Check every line below for the string "jerking", and copy the lines that contain it.

[BEGIN Exercise materials]

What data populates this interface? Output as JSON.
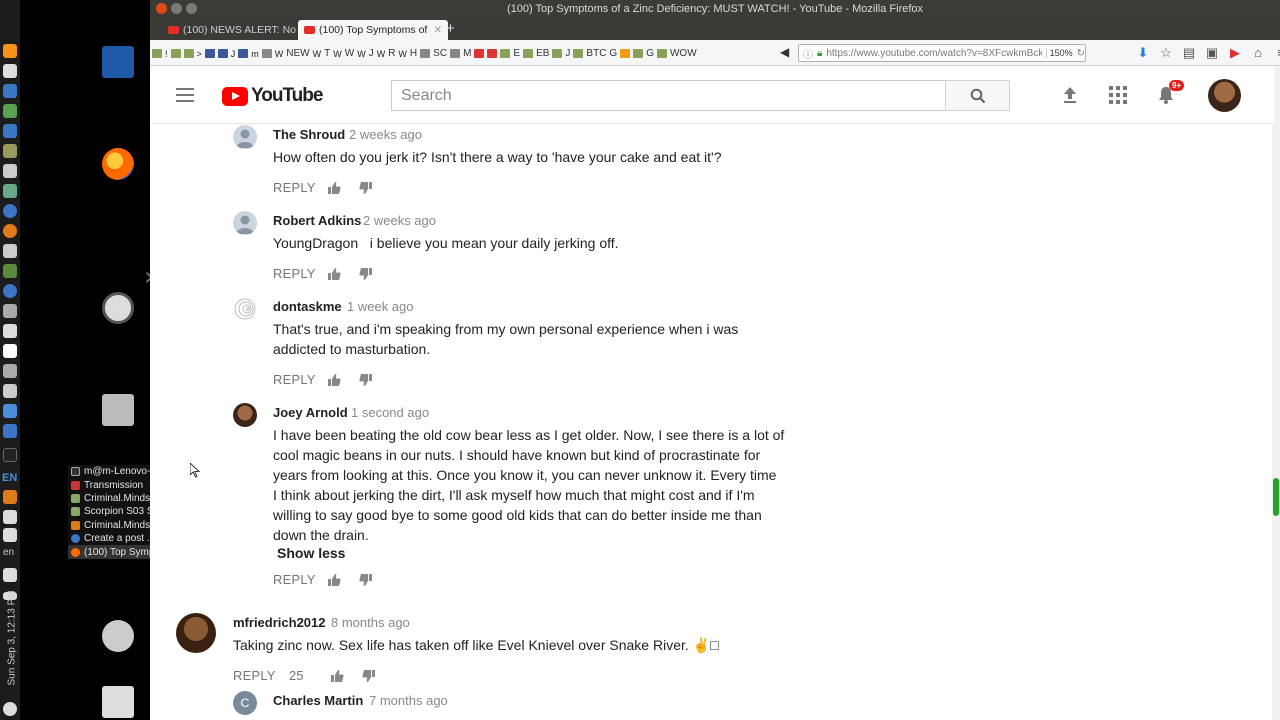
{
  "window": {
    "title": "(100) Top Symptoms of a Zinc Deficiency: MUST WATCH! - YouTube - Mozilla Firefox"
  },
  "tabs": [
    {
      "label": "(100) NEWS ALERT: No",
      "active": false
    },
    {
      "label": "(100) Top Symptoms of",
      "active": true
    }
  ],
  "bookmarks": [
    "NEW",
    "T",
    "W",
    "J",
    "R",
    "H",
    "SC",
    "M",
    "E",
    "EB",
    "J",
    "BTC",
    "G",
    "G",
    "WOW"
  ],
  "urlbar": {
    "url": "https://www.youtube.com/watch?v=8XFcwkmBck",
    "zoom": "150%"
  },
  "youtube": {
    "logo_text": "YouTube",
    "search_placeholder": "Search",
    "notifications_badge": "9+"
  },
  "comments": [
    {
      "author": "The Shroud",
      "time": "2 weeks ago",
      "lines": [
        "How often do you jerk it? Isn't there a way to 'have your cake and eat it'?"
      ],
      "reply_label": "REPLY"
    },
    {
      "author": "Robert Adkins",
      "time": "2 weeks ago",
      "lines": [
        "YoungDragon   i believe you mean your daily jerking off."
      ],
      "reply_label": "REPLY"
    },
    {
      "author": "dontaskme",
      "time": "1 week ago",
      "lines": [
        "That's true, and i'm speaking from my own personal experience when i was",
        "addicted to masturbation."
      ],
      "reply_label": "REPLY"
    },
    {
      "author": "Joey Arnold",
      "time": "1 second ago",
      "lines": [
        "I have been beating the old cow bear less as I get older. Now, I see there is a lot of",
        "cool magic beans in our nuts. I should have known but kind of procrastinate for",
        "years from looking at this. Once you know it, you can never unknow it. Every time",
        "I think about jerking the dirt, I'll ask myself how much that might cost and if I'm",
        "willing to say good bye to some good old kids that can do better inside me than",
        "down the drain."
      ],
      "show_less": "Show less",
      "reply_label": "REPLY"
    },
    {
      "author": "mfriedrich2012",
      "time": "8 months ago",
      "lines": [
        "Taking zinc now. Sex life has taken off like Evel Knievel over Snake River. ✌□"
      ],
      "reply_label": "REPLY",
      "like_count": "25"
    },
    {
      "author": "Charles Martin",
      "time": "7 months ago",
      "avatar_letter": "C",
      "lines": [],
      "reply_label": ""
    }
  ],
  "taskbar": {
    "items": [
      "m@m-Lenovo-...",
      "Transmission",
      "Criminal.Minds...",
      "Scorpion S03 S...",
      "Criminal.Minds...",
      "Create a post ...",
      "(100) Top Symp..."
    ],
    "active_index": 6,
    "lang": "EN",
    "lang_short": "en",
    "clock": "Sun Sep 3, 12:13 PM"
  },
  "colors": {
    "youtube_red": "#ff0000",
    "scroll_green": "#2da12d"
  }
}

[END Exercise materials]

_Solution_
        "YoungDragon   i believe you mean your daily jerking off."
        "I think about jerking the dirt, I'll ask myself how much that might cost and if I'm",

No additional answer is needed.